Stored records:
[start]

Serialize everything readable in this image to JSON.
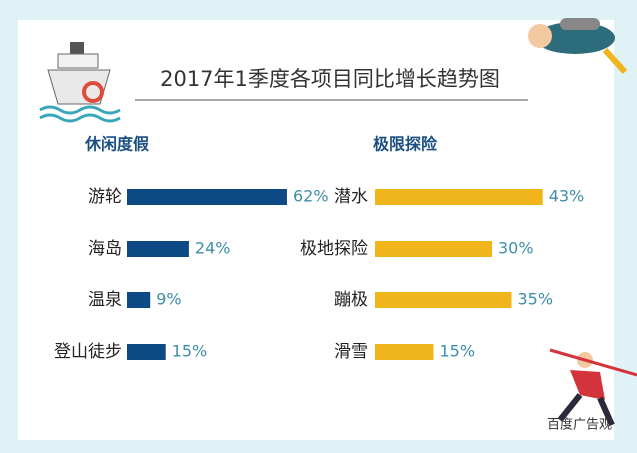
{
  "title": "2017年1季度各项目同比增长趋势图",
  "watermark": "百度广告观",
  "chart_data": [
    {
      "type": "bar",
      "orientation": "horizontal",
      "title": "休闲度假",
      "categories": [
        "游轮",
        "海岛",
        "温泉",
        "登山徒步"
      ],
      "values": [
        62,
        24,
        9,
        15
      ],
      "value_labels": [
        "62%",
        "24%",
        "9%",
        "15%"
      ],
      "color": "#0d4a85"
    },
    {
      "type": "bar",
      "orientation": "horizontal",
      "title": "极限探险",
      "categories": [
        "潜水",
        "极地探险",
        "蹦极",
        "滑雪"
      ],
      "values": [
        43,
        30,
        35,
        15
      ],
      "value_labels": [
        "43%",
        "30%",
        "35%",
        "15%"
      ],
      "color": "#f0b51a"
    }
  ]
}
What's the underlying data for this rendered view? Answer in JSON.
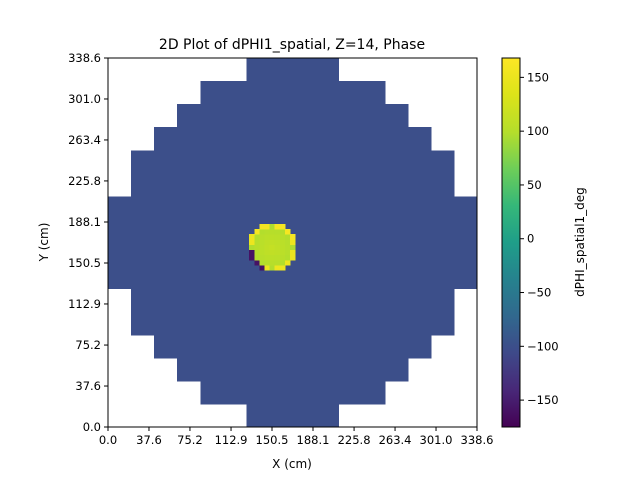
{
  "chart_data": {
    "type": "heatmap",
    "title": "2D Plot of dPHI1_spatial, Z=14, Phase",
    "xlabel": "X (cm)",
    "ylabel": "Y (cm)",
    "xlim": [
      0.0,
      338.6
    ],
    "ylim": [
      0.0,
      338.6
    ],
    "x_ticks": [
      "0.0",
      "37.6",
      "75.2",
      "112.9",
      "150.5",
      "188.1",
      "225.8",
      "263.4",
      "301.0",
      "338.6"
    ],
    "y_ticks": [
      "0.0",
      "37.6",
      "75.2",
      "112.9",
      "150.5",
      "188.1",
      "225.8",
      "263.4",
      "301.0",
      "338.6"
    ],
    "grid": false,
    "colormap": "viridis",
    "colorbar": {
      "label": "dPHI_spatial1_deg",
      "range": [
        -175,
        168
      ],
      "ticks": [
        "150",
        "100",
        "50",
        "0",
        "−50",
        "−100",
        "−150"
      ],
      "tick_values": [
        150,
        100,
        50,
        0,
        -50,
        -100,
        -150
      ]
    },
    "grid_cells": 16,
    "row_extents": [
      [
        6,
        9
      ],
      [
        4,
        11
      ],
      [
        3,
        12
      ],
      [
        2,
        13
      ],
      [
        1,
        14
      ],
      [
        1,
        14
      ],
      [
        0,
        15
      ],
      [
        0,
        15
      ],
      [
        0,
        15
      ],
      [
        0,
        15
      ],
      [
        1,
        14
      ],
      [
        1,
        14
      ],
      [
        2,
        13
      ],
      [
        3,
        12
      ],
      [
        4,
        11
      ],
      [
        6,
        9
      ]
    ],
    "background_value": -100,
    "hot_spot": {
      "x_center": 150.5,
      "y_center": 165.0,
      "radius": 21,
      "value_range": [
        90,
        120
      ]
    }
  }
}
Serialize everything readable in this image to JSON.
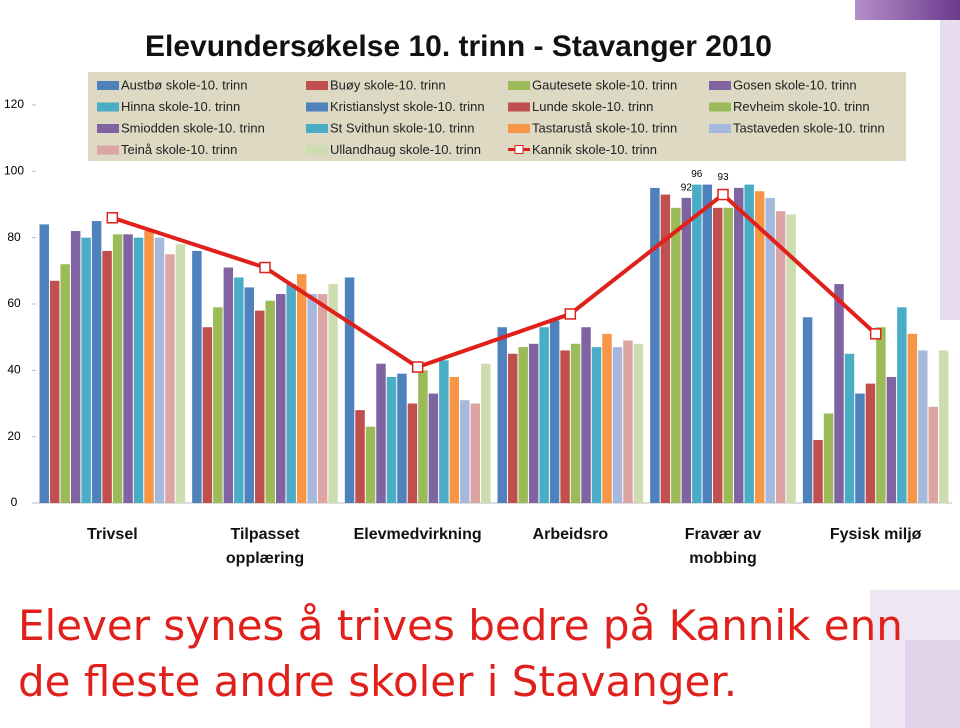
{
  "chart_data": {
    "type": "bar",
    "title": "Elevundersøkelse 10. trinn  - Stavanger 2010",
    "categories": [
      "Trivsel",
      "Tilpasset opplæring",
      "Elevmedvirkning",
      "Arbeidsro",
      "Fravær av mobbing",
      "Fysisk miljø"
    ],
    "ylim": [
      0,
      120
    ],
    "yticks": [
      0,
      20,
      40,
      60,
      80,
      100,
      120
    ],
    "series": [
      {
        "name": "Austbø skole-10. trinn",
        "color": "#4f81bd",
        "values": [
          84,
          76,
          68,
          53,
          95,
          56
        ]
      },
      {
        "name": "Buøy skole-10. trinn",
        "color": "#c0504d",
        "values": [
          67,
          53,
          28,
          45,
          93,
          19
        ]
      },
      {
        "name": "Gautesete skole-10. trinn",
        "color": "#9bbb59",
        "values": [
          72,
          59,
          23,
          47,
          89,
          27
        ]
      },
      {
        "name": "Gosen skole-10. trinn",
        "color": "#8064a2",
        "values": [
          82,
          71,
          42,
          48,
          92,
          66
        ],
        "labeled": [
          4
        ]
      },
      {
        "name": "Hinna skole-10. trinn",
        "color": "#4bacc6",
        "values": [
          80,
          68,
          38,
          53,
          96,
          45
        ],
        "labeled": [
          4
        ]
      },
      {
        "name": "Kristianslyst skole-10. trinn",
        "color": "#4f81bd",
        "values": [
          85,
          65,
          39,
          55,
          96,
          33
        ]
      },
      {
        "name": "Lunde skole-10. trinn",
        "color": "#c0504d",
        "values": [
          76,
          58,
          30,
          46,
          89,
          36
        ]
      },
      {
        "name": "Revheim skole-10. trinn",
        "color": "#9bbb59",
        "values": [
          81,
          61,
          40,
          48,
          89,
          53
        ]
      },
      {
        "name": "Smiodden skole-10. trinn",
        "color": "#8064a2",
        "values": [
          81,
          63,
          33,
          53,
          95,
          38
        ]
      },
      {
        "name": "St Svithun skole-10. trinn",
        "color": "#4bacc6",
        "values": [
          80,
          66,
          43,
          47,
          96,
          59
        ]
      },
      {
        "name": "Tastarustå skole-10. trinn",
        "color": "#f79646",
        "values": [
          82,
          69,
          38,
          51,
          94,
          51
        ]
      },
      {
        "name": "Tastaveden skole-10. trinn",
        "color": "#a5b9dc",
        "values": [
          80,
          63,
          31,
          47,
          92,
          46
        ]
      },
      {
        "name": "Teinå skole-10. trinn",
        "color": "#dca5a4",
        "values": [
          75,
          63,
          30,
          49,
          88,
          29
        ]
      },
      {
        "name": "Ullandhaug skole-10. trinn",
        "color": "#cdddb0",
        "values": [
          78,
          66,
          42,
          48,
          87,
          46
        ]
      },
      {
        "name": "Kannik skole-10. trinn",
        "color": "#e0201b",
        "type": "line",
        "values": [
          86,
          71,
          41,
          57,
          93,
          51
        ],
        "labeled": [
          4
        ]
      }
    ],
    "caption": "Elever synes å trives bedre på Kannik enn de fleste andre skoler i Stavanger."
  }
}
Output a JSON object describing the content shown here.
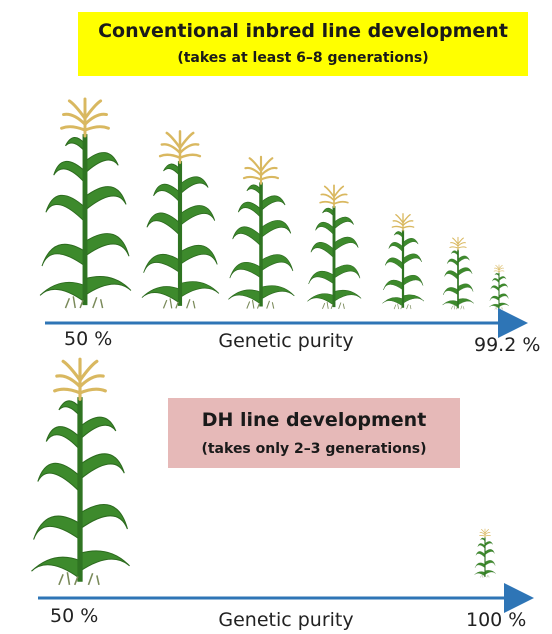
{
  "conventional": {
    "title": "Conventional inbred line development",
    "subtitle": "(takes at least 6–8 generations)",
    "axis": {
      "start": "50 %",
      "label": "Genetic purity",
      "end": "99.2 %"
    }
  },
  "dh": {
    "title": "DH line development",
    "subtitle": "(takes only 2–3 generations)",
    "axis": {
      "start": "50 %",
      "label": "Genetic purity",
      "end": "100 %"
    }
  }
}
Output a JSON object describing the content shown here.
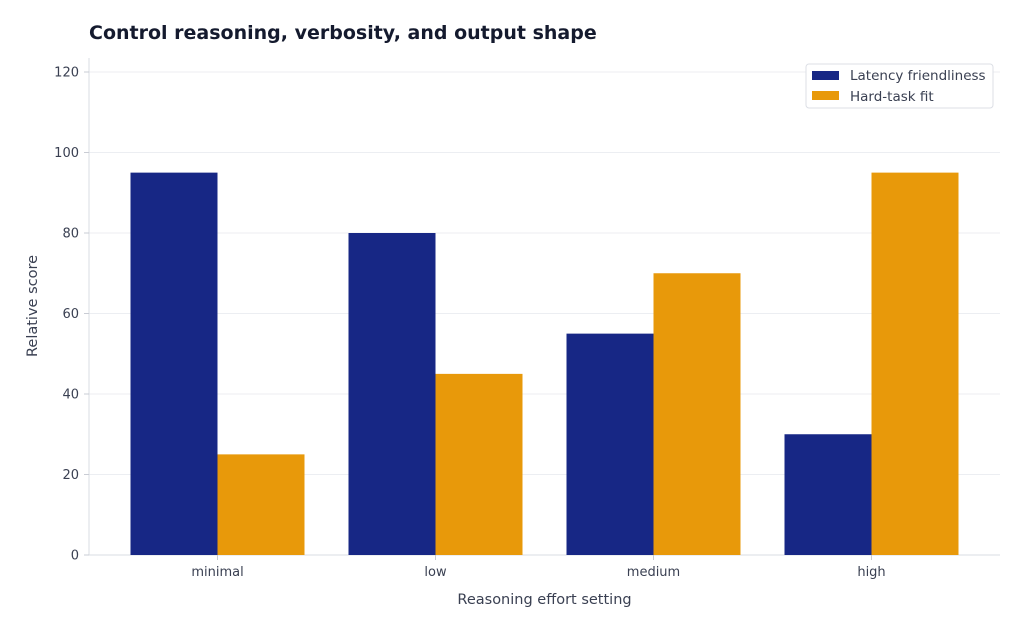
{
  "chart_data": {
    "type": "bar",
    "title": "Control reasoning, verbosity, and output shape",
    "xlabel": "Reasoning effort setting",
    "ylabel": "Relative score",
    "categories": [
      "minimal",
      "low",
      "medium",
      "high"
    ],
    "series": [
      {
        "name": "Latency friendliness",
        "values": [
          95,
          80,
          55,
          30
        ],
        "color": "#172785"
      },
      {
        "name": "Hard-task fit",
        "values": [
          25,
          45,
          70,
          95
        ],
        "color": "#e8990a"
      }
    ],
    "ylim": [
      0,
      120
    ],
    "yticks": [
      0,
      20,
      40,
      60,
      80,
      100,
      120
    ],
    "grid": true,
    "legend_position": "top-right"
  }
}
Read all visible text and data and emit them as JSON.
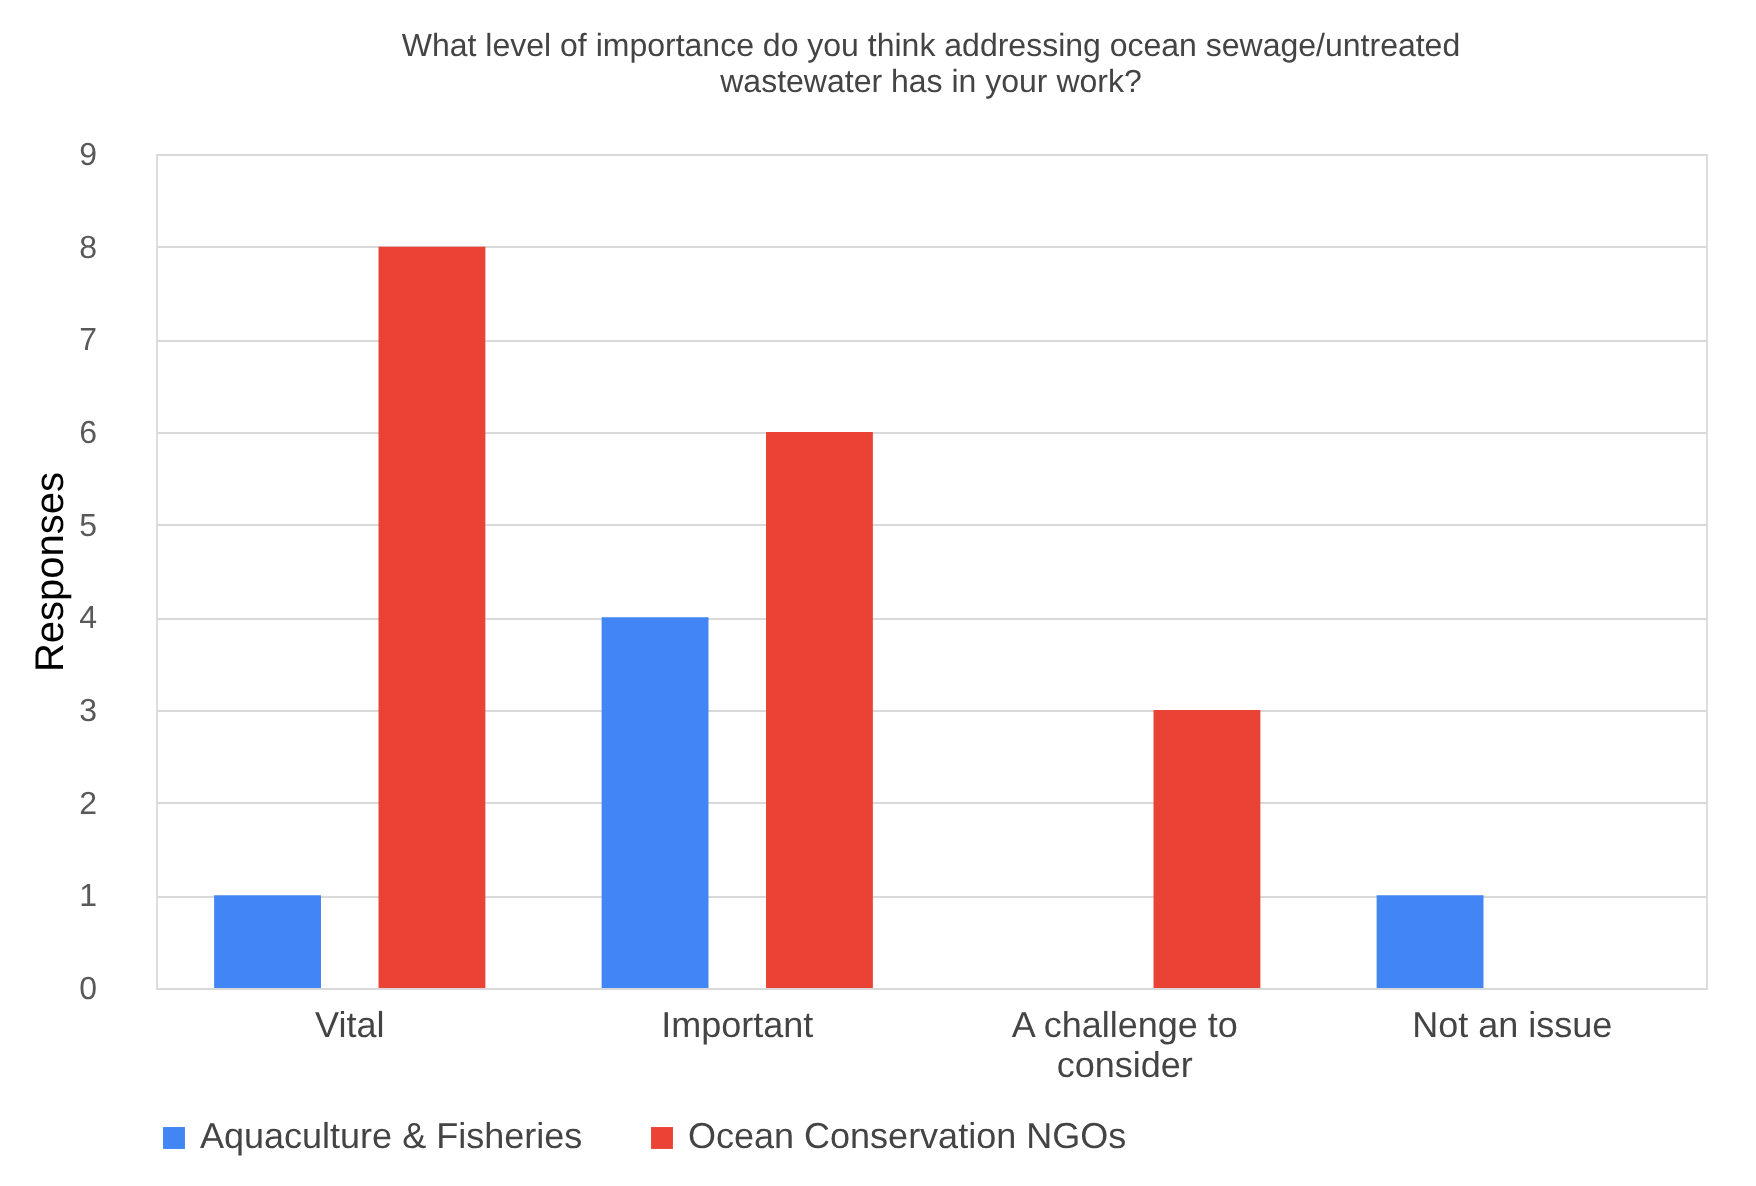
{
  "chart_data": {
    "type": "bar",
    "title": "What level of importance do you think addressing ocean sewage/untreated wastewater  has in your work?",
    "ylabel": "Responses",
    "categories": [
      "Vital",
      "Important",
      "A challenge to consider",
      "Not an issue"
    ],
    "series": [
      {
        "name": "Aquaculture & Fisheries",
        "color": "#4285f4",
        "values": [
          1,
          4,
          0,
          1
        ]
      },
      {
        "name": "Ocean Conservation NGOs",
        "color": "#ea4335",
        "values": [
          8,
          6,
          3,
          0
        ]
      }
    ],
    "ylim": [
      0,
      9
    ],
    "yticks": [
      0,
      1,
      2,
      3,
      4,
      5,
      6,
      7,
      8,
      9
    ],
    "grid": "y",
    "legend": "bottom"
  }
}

[end]

● **TASK BRIEF**: Your task is to give again, unchanged, the lines from the line that contains "Read all visible" to the end of the records. Include both end lines but no pictures.

● **WRITTEN ANSWER**:
Read all visible text and data and emit them as JSON.
{
  "chart_data": {
    "type": "bar",
    "title": "What level of importance do you think addressing ocean sewage/untreated wastewater  has in your work?",
    "ylabel": "Responses",
    "categories": [
      "Vital",
      "Important",
      "A challenge to consider",
      "Not an issue"
    ],
    "series": [
      {
        "name": "Aquaculture & Fisheries",
        "color": "#4285f4",
        "values": [
          1,
          4,
          0,
          1
        ]
      },
      {
        "name": "Ocean Conservation NGOs",
        "color": "#ea4335",
        "values": [
          8,
          6,
          3,
          0
        ]
      }
    ],
    "ylim": [
      0,
      9
    ],
    "yticks": [
      0,
      1,
      2,
      3,
      4,
      5,
      6,
      7,
      8,
      9
    ],
    "grid": "y",
    "legend": "bottom"
  }
}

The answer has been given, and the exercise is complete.